---------- Stored rows ----------
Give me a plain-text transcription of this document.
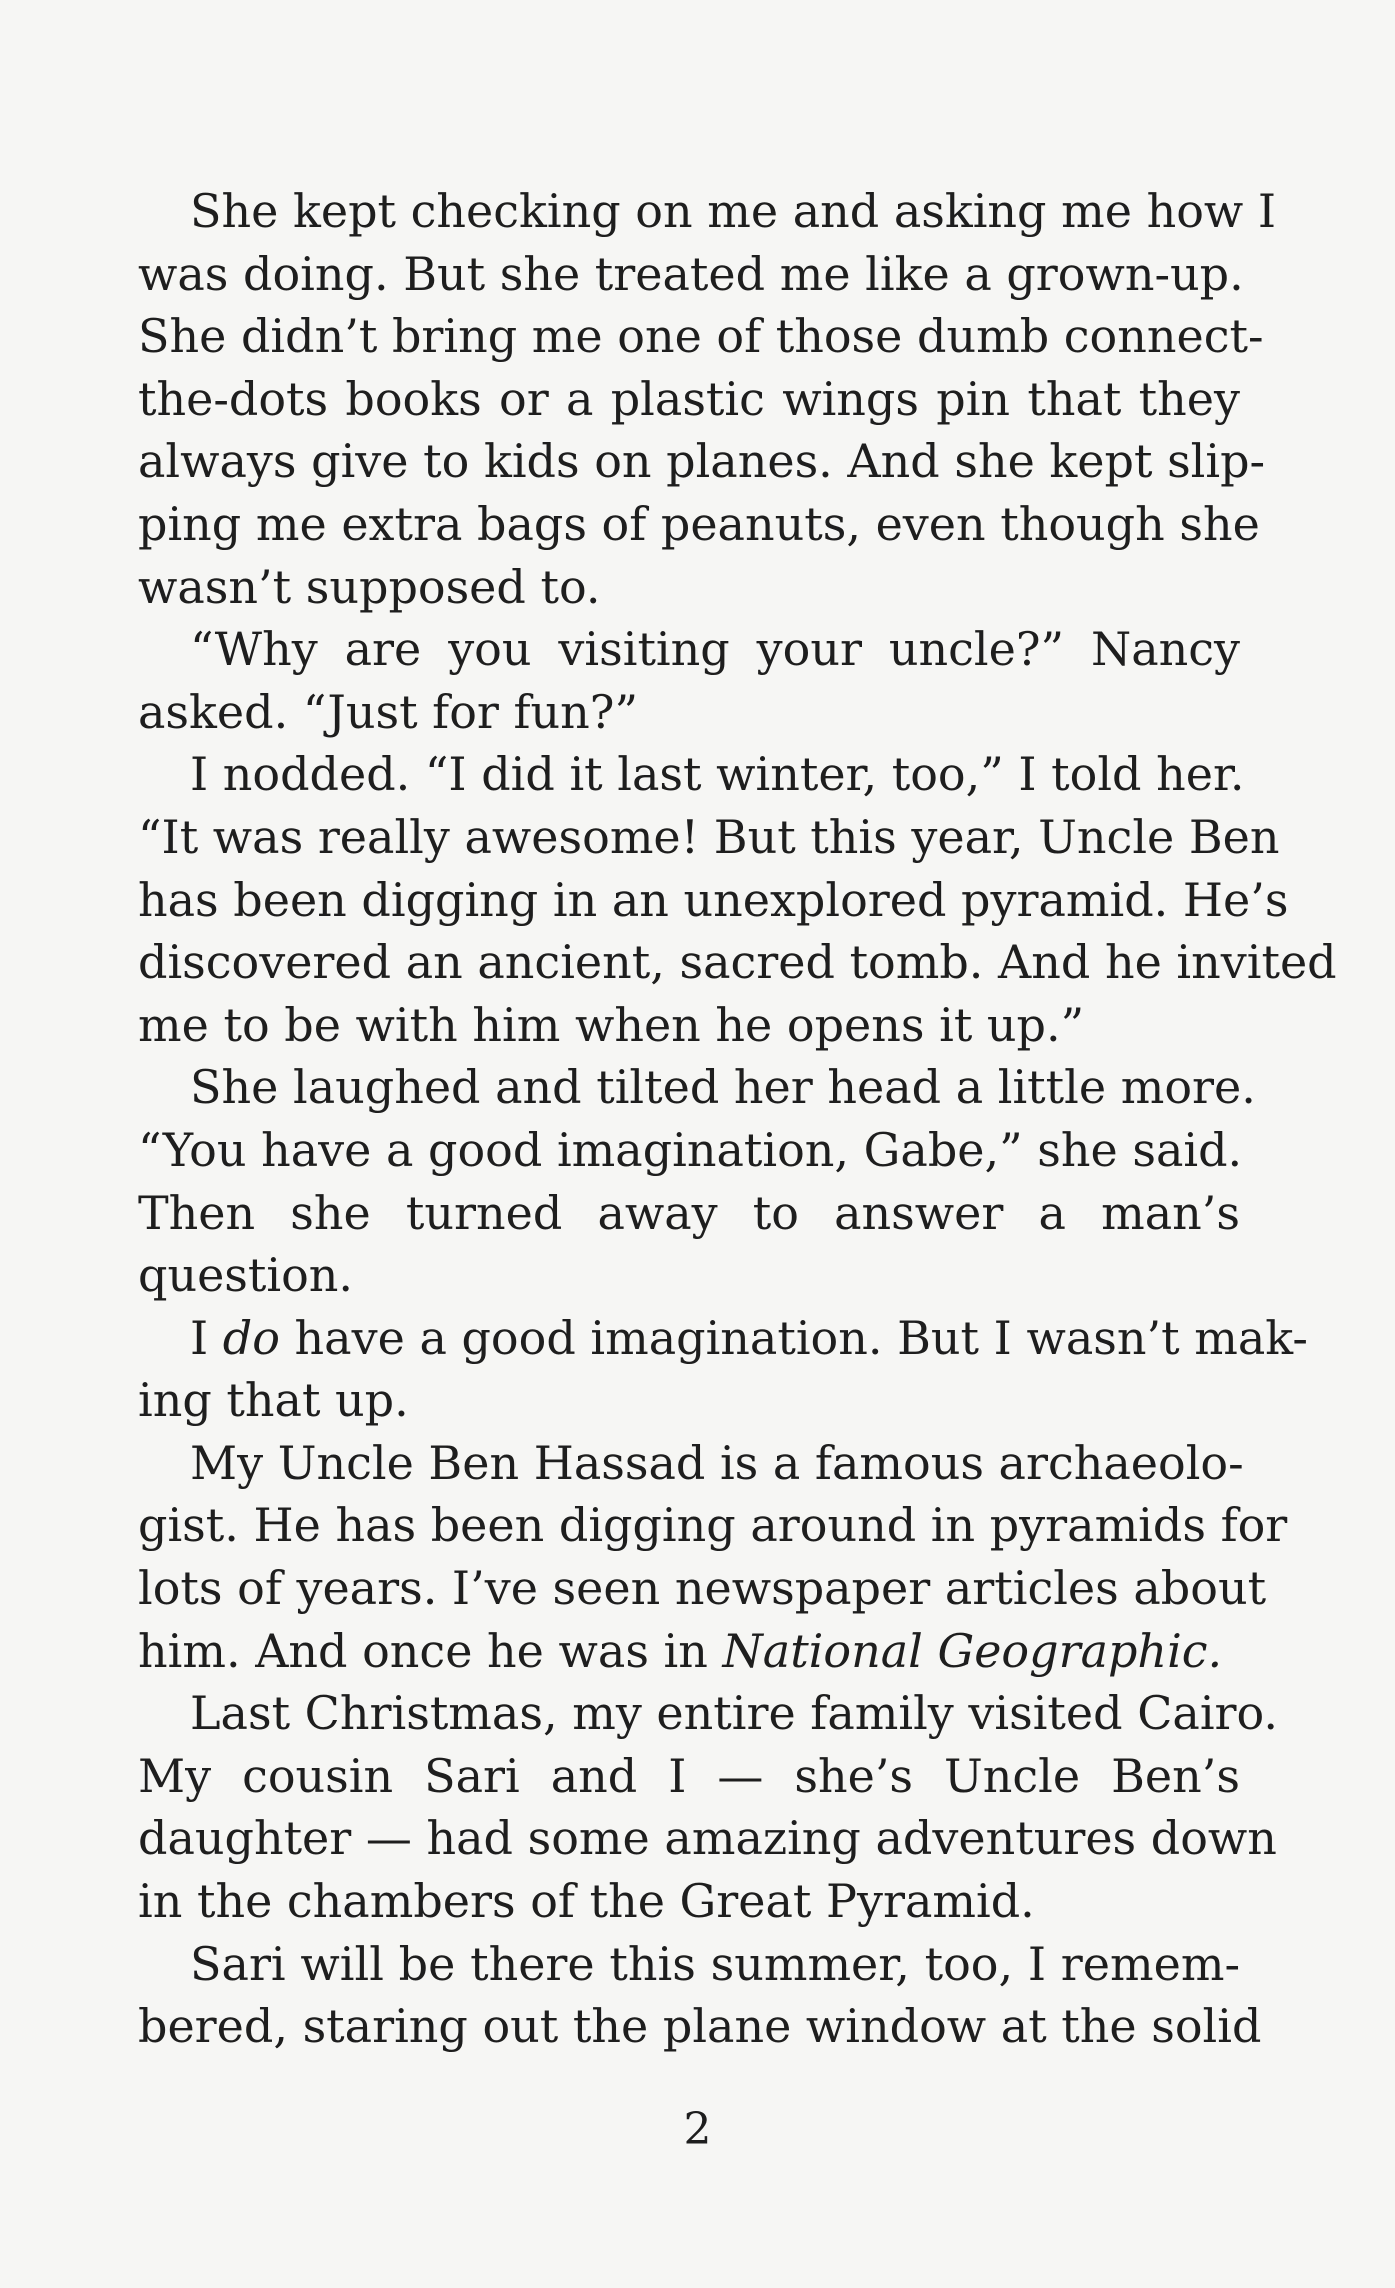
She kept checking on me and asking me how I
was doing. But she treated me like a grown-up.
She didn’t bring me one of those dumb connect-
the-dots books or a plastic wings pin that they
always give to kids on planes. And she kept slip-
ping me extra bags of peanuts, even though she
wasn’t supposed to.
“Why are you visiting your uncle?” Nancy
asked. “Just for fun?”
I nodded. “I did it last winter, too,” I told her.
“It was really awesome! But this year, Uncle Ben
has been digging in an unexplored pyramid. He’s
discovered an ancient, sacred tomb. And he invited
me to be with him when he opens it up.”
She laughed and tilted her head a little more.
“You have a good imagination, Gabe,” she said.
Then she turned away to answer a man’s
question.
I do have a good imagination. But I wasn’t mak-
ing that up.
My Uncle Ben Hassad is a famous archaeolo-
gist. He has been digging around in pyramids for
lots of years. I’ve seen newspaper articles about
him. And once he was in National Geographic.
Last Christmas, my entire family visited Cairo.
My cousin Sari and I — she’s Uncle Ben’s
daughter — had some amazing adventures down
in the chambers of the Great Pyramid.
Sari will be there this summer, too, I remem-
bered, staring out the plane window at the solid
2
----------
- **Requirement**: Copy the records exactly as they appear, excluding images.

- **Answer in full**:
Give me a plain-text transcription of this document.
She kept checking on me and asking me how I
was doing. But she treated me like a grown-up.
She didn’t bring me one of those dumb connect-
the-dots books or a plastic wings pin that they
always give to kids on planes. And she kept slip-
ping me extra bags of peanuts, even though she
wasn’t supposed to.
“Why are you visiting your uncle?” Nancy
asked. “Just for fun?”
I nodded. “I did it last winter, too,” I told her.
“It was really awesome! But this year, Uncle Ben
has been digging in an unexplored pyramid. He’s
discovered an ancient, sacred tomb. And he invited
me to be with him when he opens it up.”
She laughed and tilted her head a little more.
“You have a good imagination, Gabe,” she said.
Then she turned away to answer a man’s
question.
I do have a good imagination. But I wasn’t mak-
ing that up.
My Uncle Ben Hassad is a famous archaeolo-
gist. He has been digging around in pyramids for
lots of years. I’ve seen newspaper articles about
him. And once he was in National Geographic.
Last Christmas, my entire family visited Cairo.
My cousin Sari and I — she’s Uncle Ben’s
daughter — had some amazing adventures down
in the chambers of the Great Pyramid.
Sari will be there this summer, too, I remem-
bered, staring out the plane window at the solid
2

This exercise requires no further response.